Goal of the exercise
Find how many lines in the material hold the word "JSON", then state that number and nothing more.

Dataset entries on figures:
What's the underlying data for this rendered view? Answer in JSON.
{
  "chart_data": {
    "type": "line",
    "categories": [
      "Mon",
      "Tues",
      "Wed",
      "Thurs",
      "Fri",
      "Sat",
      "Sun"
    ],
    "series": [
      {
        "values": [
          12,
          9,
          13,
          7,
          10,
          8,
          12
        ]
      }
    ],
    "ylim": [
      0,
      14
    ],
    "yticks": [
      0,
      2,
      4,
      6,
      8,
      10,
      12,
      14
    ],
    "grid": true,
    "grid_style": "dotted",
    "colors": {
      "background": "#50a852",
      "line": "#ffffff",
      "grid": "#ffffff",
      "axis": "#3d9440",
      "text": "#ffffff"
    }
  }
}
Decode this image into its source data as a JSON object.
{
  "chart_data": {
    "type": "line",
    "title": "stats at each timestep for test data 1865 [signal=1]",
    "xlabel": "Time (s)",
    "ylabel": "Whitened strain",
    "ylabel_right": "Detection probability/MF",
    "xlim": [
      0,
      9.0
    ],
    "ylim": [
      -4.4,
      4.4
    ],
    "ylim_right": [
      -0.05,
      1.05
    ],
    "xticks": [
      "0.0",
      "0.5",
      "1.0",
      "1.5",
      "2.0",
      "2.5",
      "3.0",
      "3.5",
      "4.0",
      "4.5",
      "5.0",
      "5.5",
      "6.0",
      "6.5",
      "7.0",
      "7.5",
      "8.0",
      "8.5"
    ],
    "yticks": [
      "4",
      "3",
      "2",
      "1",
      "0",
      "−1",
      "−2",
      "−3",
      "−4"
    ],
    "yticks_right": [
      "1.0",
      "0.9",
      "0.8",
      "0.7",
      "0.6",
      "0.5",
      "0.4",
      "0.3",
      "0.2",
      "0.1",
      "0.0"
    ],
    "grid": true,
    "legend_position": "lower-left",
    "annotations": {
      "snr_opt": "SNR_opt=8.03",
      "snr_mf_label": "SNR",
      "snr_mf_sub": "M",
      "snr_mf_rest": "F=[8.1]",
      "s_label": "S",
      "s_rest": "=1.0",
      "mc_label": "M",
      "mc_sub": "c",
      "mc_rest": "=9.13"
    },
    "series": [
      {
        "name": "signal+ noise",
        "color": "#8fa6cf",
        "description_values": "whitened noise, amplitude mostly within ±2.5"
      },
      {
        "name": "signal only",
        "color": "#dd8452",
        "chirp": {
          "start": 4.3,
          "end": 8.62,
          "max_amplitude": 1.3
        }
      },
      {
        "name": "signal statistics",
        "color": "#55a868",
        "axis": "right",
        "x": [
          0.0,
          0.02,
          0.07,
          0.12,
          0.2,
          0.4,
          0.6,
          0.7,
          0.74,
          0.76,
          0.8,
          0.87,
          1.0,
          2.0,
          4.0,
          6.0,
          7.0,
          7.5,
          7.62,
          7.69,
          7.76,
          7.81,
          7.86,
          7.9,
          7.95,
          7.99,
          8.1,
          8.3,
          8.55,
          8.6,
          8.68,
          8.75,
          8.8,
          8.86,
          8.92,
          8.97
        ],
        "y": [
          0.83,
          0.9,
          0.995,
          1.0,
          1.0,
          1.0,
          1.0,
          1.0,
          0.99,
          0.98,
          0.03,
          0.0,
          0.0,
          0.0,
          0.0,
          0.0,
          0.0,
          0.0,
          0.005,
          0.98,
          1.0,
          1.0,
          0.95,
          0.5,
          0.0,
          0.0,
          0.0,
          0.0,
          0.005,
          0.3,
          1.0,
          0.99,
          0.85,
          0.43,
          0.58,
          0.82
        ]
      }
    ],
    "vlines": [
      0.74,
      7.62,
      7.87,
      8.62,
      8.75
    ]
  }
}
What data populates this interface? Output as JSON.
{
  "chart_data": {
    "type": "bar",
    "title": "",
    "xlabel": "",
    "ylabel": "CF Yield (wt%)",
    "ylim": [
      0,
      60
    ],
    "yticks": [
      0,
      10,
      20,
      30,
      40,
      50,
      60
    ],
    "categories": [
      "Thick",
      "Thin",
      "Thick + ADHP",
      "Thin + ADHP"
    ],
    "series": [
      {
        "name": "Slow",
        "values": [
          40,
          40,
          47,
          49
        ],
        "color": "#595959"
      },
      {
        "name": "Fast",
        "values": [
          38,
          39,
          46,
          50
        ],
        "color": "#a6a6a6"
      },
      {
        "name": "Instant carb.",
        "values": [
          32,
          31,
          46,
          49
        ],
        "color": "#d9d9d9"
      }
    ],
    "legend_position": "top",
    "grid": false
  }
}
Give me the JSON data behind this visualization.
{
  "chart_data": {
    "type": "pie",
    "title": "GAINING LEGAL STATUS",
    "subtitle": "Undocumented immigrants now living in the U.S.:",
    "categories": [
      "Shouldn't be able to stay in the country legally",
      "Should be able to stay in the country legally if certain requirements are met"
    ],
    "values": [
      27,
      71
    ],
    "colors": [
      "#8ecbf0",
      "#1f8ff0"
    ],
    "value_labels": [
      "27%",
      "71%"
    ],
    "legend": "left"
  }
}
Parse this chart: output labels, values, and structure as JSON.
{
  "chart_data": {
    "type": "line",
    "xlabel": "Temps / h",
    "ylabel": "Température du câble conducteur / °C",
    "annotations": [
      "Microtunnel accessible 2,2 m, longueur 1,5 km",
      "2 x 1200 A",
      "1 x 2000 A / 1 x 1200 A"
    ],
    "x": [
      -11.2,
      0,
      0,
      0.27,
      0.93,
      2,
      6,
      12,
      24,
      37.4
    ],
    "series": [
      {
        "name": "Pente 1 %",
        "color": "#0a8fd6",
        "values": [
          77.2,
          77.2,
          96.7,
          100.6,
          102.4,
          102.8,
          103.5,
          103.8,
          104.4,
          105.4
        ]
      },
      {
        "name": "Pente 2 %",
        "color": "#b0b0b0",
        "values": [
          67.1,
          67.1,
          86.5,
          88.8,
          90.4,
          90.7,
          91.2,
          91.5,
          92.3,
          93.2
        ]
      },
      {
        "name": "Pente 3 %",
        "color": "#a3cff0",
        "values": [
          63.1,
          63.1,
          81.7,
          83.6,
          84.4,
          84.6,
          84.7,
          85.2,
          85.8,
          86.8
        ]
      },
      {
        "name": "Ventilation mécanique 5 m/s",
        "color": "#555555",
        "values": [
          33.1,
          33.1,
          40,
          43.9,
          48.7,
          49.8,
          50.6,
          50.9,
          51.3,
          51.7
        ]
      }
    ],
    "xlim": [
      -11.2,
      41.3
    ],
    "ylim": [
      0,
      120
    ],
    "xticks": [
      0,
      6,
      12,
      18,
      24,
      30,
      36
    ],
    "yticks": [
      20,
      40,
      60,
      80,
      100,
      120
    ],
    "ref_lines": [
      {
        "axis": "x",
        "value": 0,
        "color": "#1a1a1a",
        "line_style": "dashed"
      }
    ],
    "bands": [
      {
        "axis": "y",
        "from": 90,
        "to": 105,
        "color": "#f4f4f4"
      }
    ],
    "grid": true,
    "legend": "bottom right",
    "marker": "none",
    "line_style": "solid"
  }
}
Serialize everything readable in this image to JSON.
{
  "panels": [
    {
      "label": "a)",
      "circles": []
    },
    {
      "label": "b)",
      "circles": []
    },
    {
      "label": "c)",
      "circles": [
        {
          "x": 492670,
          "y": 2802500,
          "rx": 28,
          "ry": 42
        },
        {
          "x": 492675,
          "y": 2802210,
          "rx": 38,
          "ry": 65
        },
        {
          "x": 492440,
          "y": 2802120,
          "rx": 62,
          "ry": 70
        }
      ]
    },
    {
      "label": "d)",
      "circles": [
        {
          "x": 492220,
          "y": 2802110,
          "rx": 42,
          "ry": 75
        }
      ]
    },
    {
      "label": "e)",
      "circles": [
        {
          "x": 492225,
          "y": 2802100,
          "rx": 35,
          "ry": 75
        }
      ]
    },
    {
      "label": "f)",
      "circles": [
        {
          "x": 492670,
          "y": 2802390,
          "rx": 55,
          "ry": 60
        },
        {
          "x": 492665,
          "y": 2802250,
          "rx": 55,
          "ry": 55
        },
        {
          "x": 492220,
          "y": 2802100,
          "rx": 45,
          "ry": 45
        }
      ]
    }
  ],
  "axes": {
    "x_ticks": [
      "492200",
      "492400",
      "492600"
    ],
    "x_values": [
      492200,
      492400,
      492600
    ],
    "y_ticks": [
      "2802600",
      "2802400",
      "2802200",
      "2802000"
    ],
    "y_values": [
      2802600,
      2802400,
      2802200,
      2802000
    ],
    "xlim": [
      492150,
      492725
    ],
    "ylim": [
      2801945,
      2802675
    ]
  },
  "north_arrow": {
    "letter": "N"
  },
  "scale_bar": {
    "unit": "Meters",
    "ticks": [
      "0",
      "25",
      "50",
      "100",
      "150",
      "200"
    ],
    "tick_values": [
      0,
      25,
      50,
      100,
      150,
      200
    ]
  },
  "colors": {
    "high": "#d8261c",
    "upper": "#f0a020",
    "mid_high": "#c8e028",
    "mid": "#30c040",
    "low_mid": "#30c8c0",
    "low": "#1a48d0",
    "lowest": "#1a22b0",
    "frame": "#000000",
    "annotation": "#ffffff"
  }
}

Final result
6